Stored items

---

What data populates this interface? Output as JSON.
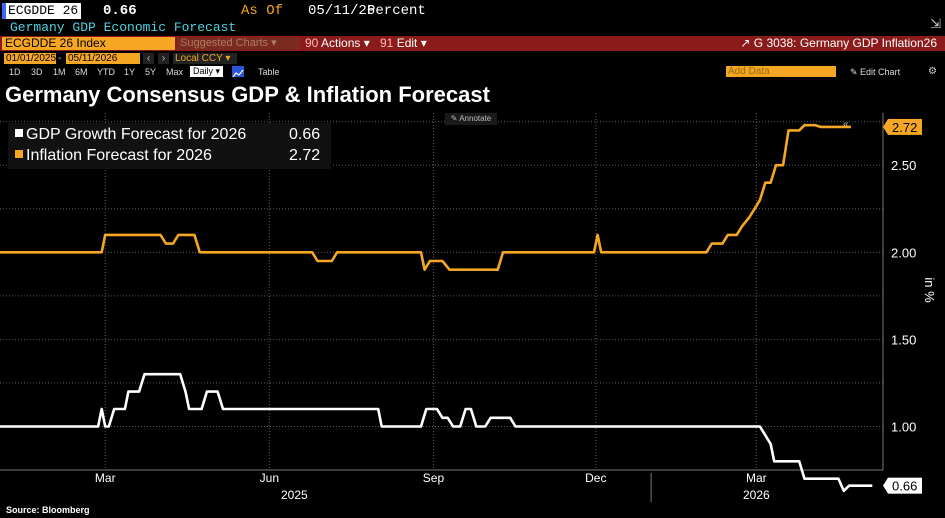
{
  "header": {
    "ticker": "ECGDDE 26",
    "value": "0.66",
    "as_of_label": "As Of",
    "as_of_date": "05/11/26",
    "unit": "Percent",
    "description": "Germany GDP Economic Forecast"
  },
  "toolbar": {
    "index_label": "ECGDDE 26 Index",
    "suggested_charts": "Suggested Charts",
    "actions": "Actions",
    "edit": "Edit",
    "right_title": "G 3038: Germany GDP Inflation26",
    "start_date": "01/01/2025",
    "end_date": "05/11/2026",
    "currency": "Local CCY",
    "add_data": "Add Data",
    "edit_chart": "Edit Chart",
    "periods": [
      "1D",
      "3D",
      "1M",
      "6M",
      "YTD",
      "1Y",
      "5Y",
      "Max"
    ],
    "frequency": "Daily",
    "table": "Table"
  },
  "icons": {
    "chart_type": "line-chart-icon",
    "open_link": "external-link-icon",
    "settings": "gear-icon",
    "collapse": "collapse-icon",
    "annotate": "pencil-icon"
  },
  "annotate_label": "Annotate",
  "source": "Source: Bloomberg",
  "colors": {
    "gdp": "#ffffff",
    "inflation": "#f5a623",
    "toolbar_red": "#8b1a1a",
    "accent_orange": "#f5a623",
    "description_cyan": "#4fd0e0"
  },
  "chart_data": {
    "type": "line",
    "title": "Germany Consensus GDP & Inflation Forecast",
    "ylabel": "%",
    "ylim": [
      0.75,
      2.8
    ],
    "yticks": [
      "1.00",
      "1.50",
      "2.00",
      "2.50"
    ],
    "xlim": [
      "2025-01-01",
      "2026-05-11"
    ],
    "x_ticks": [
      {
        "date": "2025-03-01",
        "label": "Mar"
      },
      {
        "date": "2025-06-01",
        "label": "Jun"
      },
      {
        "date": "2025-09-01",
        "label": "Sep"
      },
      {
        "date": "2025-12-01",
        "label": "Dec"
      },
      {
        "date": "2026-03-01",
        "label": "Mar"
      }
    ],
    "year_labels": [
      {
        "date": "2025-06-15",
        "label": "2025"
      },
      {
        "date": "2026-03-01",
        "label": "2026"
      }
    ],
    "grid": true,
    "legend_position": "top-left",
    "series": [
      {
        "name": "GDP Growth Forecast for 2026",
        "last_value": "0.66",
        "color": "#ffffff",
        "points": [
          [
            "2025-01-01",
            1.0
          ],
          [
            "2025-02-25",
            1.0
          ],
          [
            "2025-02-27",
            1.1
          ],
          [
            "2025-03-01",
            1.0
          ],
          [
            "2025-03-03",
            1.0
          ],
          [
            "2025-03-06",
            1.1
          ],
          [
            "2025-03-12",
            1.1
          ],
          [
            "2025-03-14",
            1.2
          ],
          [
            "2025-03-20",
            1.2
          ],
          [
            "2025-03-23",
            1.3
          ],
          [
            "2025-04-12",
            1.3
          ],
          [
            "2025-04-15",
            1.2
          ],
          [
            "2025-04-17",
            1.1
          ],
          [
            "2025-04-24",
            1.1
          ],
          [
            "2025-04-27",
            1.2
          ],
          [
            "2025-05-03",
            1.2
          ],
          [
            "2025-05-06",
            1.1
          ],
          [
            "2025-08-01",
            1.1
          ],
          [
            "2025-08-03",
            1.0
          ],
          [
            "2025-08-25",
            1.0
          ],
          [
            "2025-08-28",
            1.1
          ],
          [
            "2025-09-03",
            1.1
          ],
          [
            "2025-09-06",
            1.05
          ],
          [
            "2025-09-09",
            1.05
          ],
          [
            "2025-09-12",
            1.0
          ],
          [
            "2025-09-16",
            1.0
          ],
          [
            "2025-09-19",
            1.1
          ],
          [
            "2025-09-22",
            1.1
          ],
          [
            "2025-09-25",
            1.0
          ],
          [
            "2025-09-30",
            1.0
          ],
          [
            "2025-10-03",
            1.05
          ],
          [
            "2025-10-14",
            1.05
          ],
          [
            "2025-10-17",
            1.0
          ],
          [
            "2026-03-03",
            1.0
          ],
          [
            "2026-03-09",
            0.9
          ],
          [
            "2026-03-11",
            0.8
          ],
          [
            "2026-03-25",
            0.8
          ],
          [
            "2026-03-28",
            0.7
          ],
          [
            "2026-04-16",
            0.7
          ],
          [
            "2026-04-19",
            0.63
          ],
          [
            "2026-04-22",
            0.66
          ],
          [
            "2026-05-05",
            0.66
          ]
        ]
      },
      {
        "name": "Inflation Forecast for 2026",
        "last_value": "2.72",
        "color": "#f5a623",
        "points": [
          [
            "2025-01-01",
            2.0
          ],
          [
            "2025-02-27",
            2.0
          ],
          [
            "2025-03-01",
            2.1
          ],
          [
            "2025-04-01",
            2.1
          ],
          [
            "2025-04-04",
            2.05
          ],
          [
            "2025-04-08",
            2.05
          ],
          [
            "2025-04-11",
            2.1
          ],
          [
            "2025-04-20",
            2.1
          ],
          [
            "2025-04-23",
            2.0
          ],
          [
            "2025-06-25",
            2.0
          ],
          [
            "2025-06-28",
            1.95
          ],
          [
            "2025-07-06",
            1.95
          ],
          [
            "2025-07-09",
            2.0
          ],
          [
            "2025-08-25",
            2.0
          ],
          [
            "2025-08-27",
            1.9
          ],
          [
            "2025-08-30",
            1.95
          ],
          [
            "2025-09-06",
            1.95
          ],
          [
            "2025-09-10",
            1.9
          ],
          [
            "2025-10-07",
            1.9
          ],
          [
            "2025-10-10",
            2.0
          ],
          [
            "2025-11-30",
            2.0
          ],
          [
            "2025-12-02",
            2.1
          ],
          [
            "2025-12-04",
            2.0
          ],
          [
            "2026-02-01",
            2.0
          ],
          [
            "2026-02-04",
            2.05
          ],
          [
            "2026-02-10",
            2.05
          ],
          [
            "2026-02-13",
            2.1
          ],
          [
            "2026-02-18",
            2.1
          ],
          [
            "2026-02-21",
            2.15
          ],
          [
            "2026-02-25",
            2.2
          ],
          [
            "2026-02-28",
            2.25
          ],
          [
            "2026-03-03",
            2.3
          ],
          [
            "2026-03-06",
            2.4
          ],
          [
            "2026-03-09",
            2.4
          ],
          [
            "2026-03-12",
            2.5
          ],
          [
            "2026-03-16",
            2.5
          ],
          [
            "2026-03-19",
            2.7
          ],
          [
            "2026-03-25",
            2.7
          ],
          [
            "2026-03-28",
            2.73
          ],
          [
            "2026-04-03",
            2.73
          ],
          [
            "2026-04-06",
            2.72
          ],
          [
            "2026-04-23",
            2.72
          ]
        ]
      }
    ]
  }
}
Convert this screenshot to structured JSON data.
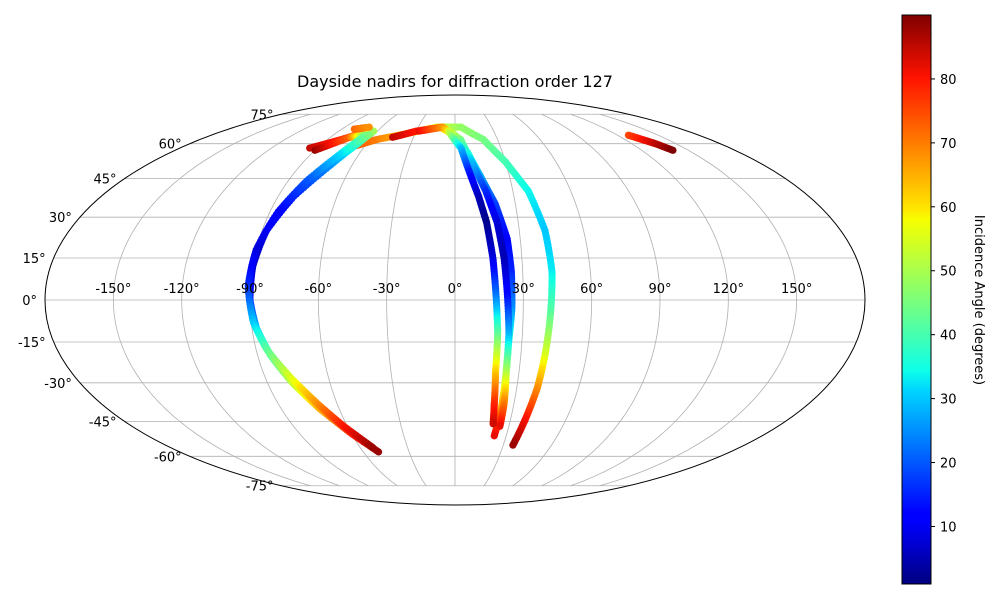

---

EXERCISE
Leave the pictures out and reproduce all of the records exactly.

RESPONSE TO THIS EXERCISE
What data populates this interface? Output as JSON.
{
  "header": {
    "ticker": "ECGDDE 26",
    "value": "0.66",
    "as_of_label": "As Of",
    "as_of_date": "05/11/26",
    "unit": "Percent",
    "description": "Germany GDP Economic Forecast"
  },
  "toolbar": {
    "index_label": "ECGDDE 26 Index",
    "suggested_charts": "Suggested Charts",
    "actions": "Actions",
    "edit": "Edit",
    "right_title": "G 3038: Germany GDP Inflation26",
    "start_date": "01/01/2025",
    "end_date": "05/11/2026",
    "currency": "Local CCY",
    "add_data": "Add Data",
    "edit_chart": "Edit Chart",
    "periods": [
      "1D",
      "3D",
      "1M",
      "6M",
      "YTD",
      "1Y",
      "5Y",
      "Max"
    ],
    "frequency": "Daily",
    "table": "Table"
  },
  "icons": {
    "chart_type": "line-chart-icon",
    "open_link": "external-link-icon",
    "settings": "gear-icon",
    "collapse": "collapse-icon",
    "annotate": "pencil-icon"
  },
  "annotate_label": "Annotate",
  "source": "Source: Bloomberg",
  "colors": {
    "gdp": "#ffffff",
    "inflation": "#f5a623",
    "toolbar_red": "#8b1a1a",
    "accent_orange": "#f5a623",
    "description_cyan": "#4fd0e0"
  },
  "chart_data": {
    "type": "line",
    "title": "Germany Consensus GDP & Inflation Forecast",
    "ylabel": "%",
    "ylim": [
      0.75,
      2.8
    ],
    "yticks": [
      "1.00",
      "1.50",
      "2.00",
      "2.50"
    ],
    "xlim": [
      "2025-01-01",
      "2026-05-11"
    ],
    "x_ticks": [
      {
        "date": "2025-03-01",
        "label": "Mar"
      },
      {
        "date": "2025-06-01",
        "label": "Jun"
      },
      {
        "date": "2025-09-01",
        "label": "Sep"
      },
      {
        "date": "2025-12-01",
        "label": "Dec"
      },
      {
        "date": "2026-03-01",
        "label": "Mar"
      }
    ],
    "year_labels": [
      {
        "date": "2025-06-15",
        "label": "2025"
      },
      {
        "date": "2026-03-01",
        "label": "2026"
      }
    ],
    "grid": true,
    "legend_position": "top-left",
    "series": [
      {
        "name": "GDP Growth Forecast for 2026",
        "last_value": "0.66",
        "color": "#ffffff",
        "points": [
          [
            "2025-01-01",
            1.0
          ],
          [
            "2025-02-25",
            1.0
          ],
          [
            "2025-02-27",
            1.1
          ],
          [
            "2025-03-01",
            1.0
          ],
          [
            "2025-03-03",
            1.0
          ],
          [
            "2025-03-06",
            1.1
          ],
          [
            "2025-03-12",
            1.1
          ],
          [
            "2025-03-14",
            1.2
          ],
          [
            "2025-03-20",
            1.2
          ],
          [
            "2025-03-23",
            1.3
          ],
          [
            "2025-04-12",
            1.3
          ],
          [
            "2025-04-15",
            1.2
          ],
          [
            "2025-04-17",
            1.1
          ],
          [
            "2025-04-24",
            1.1
          ],
          [
            "2025-04-27",
            1.2
          ],
          [
            "2025-05-03",
            1.2
          ],
          [
            "2025-05-06",
            1.1
          ],
          [
            "2025-08-01",
            1.1
          ],
          [
            "2025-08-03",
            1.0
          ],
          [
            "2025-08-25",
            1.0
          ],
          [
            "2025-08-28",
            1.1
          ],
          [
            "2025-09-03",
            1.1
          ],
          [
            "2025-09-06",
            1.05
          ],
          [
            "2025-09-09",
            1.05
          ],
          [
            "2025-09-12",
            1.0
          ],
          [
            "2025-09-16",
            1.0
          ],
          [
            "2025-09-19",
            1.1
          ],
          [
            "2025-09-22",
            1.1
          ],
          [
            "2025-09-25",
            1.0
          ],
          [
            "2025-09-30",
            1.0
          ],
          [
            "2025-10-03",
            1.05
          ],
          [
            "2025-10-14",
            1.05
          ],
          [
            "2025-10-17",
            1.0
          ],
          [
            "2026-03-03",
            1.0
          ],
          [
            "2026-03-09",
            0.9
          ],
          [
            "2026-03-11",
            0.8
          ],
          [
            "2026-03-25",
            0.8
          ],
          [
            "2026-03-28",
            0.7
          ],
          [
            "2026-04-16",
            0.7
          ],
          [
            "2026-04-19",
            0.63
          ],
          [
            "2026-04-22",
            0.66
          ],
          [
            "2026-05-05",
            0.66
          ]
        ]
      },
      {
        "name": "Inflation Forecast for 2026",
        "last_value": "2.72",
        "color": "#f5a623",
        "points": [
          [
            "2025-01-01",
            2.0
          ],
          [
            "2025-02-27",
            2.0
          ],
          [
            "2025-03-01",
            2.1
          ],
          [
            "2025-04-01",
            2.1
          ],
          [
            "2025-04-04",
            2.05
          ],
          [
            "2025-04-08",
            2.05
          ],
          [
            "2025-04-11",
            2.1
          ],
          [
            "2025-04-20",
            2.1
          ],
          [
            "2025-04-23",
            2.0
          ],
          [
            "2025-06-25",
            2.0
          ],
          [
            "2025-06-28",
            1.95
          ],
          [
            "2025-07-06",
            1.95
          ],
          [
            "2025-07-09",
            2.0
          ],
          [
            "2025-08-25",
            2.0
          ],
          [
            "2025-08-27",
            1.9
          ],
          [
            "2025-08-30",
            1.95
          ],
          [
            "2025-09-06",
            1.95
          ],
          [
            "2025-09-10",
            1.9
          ],
          [
            "2025-10-07",
            1.9
          ],
          [
            "2025-10-10",
            2.0
          ],
          [
            "2025-11-30",
            2.0
          ],
          [
            "2025-12-02",
            2.1
          ],
          [
            "2025-12-04",
            2.0
          ],
          [
            "2026-02-01",
            2.0
          ],
          [
            "2026-02-04",
            2.05
          ],
          [
            "2026-02-10",
            2.05
          ],
          [
            "2026-02-13",
            2.1
          ],
          [
            "2026-02-18",
            2.1
          ],
          [
            "2026-02-21",
            2.15
          ],
          [
            "2026-02-25",
            2.2
          ],
          [
            "2026-02-28",
            2.25
          ],
          [
            "2026-03-03",
            2.3
          ],
          [
            "2026-03-06",
            2.4
          ],
          [
            "2026-03-09",
            2.4
          ],
          [
            "2026-03-12",
            2.5
          ],
          [
            "2026-03-16",
            2.5
          ],
          [
            "2026-03-19",
            2.7
          ],
          [
            "2026-03-25",
            2.7
          ],
          [
            "2026-03-28",
            2.73
          ],
          [
            "2026-04-03",
            2.73
          ],
          [
            "2026-04-06",
            2.72
          ],
          [
            "2026-04-23",
            2.72
          ]
        ]
      }
    ]
  }
}
Convert this screenshot to structured JSON data.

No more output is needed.